%%

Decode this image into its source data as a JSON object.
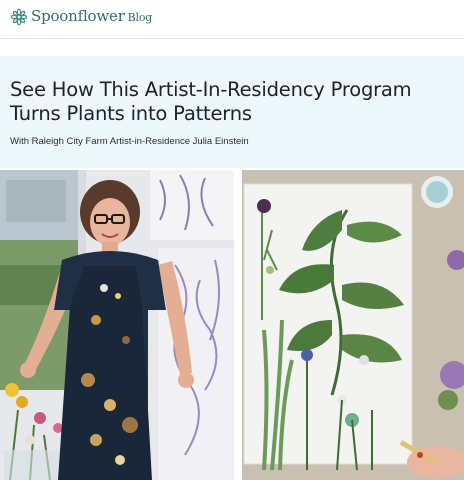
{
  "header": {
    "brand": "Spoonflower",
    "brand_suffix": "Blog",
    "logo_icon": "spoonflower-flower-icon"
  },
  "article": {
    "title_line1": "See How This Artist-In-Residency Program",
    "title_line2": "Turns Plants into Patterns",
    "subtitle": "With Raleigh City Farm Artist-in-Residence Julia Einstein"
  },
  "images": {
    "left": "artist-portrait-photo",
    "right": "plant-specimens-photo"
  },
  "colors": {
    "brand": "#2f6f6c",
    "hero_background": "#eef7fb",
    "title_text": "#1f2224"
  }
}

%%

Direction: Transcribe the records above verbatim. Do not carry over any picture.

Reply to the exercise:
Decode this image into its source data as a JSON object.
{
  "header": {
    "brand": "Spoonflower",
    "brand_suffix": "Blog",
    "logo_icon": "spoonflower-flower-icon"
  },
  "article": {
    "title_line1": "See How This Artist-In-Residency Program",
    "title_line2": "Turns Plants into Patterns",
    "subtitle": "With Raleigh City Farm Artist-in-Residence Julia Einstein"
  },
  "images": {
    "left": "artist-portrait-photo",
    "right": "plant-specimens-photo"
  },
  "colors": {
    "brand": "#2f6f6c",
    "hero_background": "#eef7fb",
    "title_text": "#1f2224"
  }
}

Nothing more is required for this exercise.